Write out the full set of records below exactly.

— BEGIN RECORDS SHOWN —

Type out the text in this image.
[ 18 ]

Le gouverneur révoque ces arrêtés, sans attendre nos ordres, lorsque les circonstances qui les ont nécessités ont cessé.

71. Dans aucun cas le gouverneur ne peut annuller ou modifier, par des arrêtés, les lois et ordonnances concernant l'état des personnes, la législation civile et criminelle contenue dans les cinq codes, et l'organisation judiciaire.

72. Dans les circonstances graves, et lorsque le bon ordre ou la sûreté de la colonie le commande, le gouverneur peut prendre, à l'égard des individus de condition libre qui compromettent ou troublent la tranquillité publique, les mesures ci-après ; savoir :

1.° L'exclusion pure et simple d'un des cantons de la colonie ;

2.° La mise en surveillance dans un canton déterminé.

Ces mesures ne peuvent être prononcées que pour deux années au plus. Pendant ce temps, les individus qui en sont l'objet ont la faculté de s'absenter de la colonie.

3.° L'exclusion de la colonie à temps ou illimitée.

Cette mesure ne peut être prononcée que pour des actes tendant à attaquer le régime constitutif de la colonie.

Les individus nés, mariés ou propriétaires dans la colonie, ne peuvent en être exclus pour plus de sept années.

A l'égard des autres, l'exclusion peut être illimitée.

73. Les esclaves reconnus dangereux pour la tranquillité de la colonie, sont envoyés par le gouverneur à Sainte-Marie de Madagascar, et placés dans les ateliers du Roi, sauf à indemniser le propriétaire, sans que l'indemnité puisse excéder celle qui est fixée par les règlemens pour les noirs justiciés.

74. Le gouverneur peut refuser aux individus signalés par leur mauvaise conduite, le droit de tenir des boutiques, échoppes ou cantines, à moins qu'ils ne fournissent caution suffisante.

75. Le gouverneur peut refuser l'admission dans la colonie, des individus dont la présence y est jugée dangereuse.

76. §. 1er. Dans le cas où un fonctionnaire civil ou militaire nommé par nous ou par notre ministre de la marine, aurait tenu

— END RECORDS SHOWN —

▸ **WRITTEN RESPONSE**
Type out the text in this image.
[ 18 ]

Le gouverneur révoque ces arrêtés, sans attendre nos ordres, lorsque les circonstances qui les ont nécessités ont cessé.

71. Dans aucun cas le gouverneur ne peut annuller ou modifier, par des arrêtés, les lois et ordonnances concernant l'état des personnes, la législation civile et criminelle contenue dans les cinq codes, et l'organisation judiciaire.

72. Dans les circonstances graves, et lorsque le bon ordre ou la sûreté de la colonie le commande, le gouverneur peut prendre, à l'égard des individus de condition libre qui compromettent ou troublent la tranquillité publique, les mesures ci-après ; savoir :

1.° L'exclusion pure et simple d'un des cantons de la colonie ;

2.° La mise en surveillance dans un canton déterminé.

Ces mesures ne peuvent être prononcées que pour deux années au plus. Pendant ce temps, les individus qui en sont l'objet ont la faculté de s'absenter de la colonie.

3.° L'exclusion de la colonie à temps ou illimitée.

Cette mesure ne peut être prononcée que pour des actes tendant à attaquer le régime constitutif de la colonie.

Les individus nés, mariés ou propriétaires dans la colonie, ne peuvent en être exclus pour plus de sept années.

A l'égard des autres, l'exclusion peut être illimitée.

73. Les esclaves reconnus dangereux pour la tranquillité de la colonie, sont envoyés par le gouverneur à Sainte-Marie de Madagascar, et placés dans les ateliers du Roi, sauf à indemniser le propriétaire, sans que l'indemnité puisse excéder celle qui est fixée par les règlemens pour les noirs justiciés.

74. Le gouverneur peut refuser aux individus signalés par leur mauvaise conduite, le droit de tenir des boutiques, échoppes ou cantines, à moins qu'ils ne fournissent caution suffisante.

75. Le gouverneur peut refuser l'admission dans la colonie, des individus dont la présence y est jugée dangereuse.

76. §. 1er. Dans le cas où un fonctionnaire civil ou militaire nommé par nous ou par notre ministre de la marine, aurait tenu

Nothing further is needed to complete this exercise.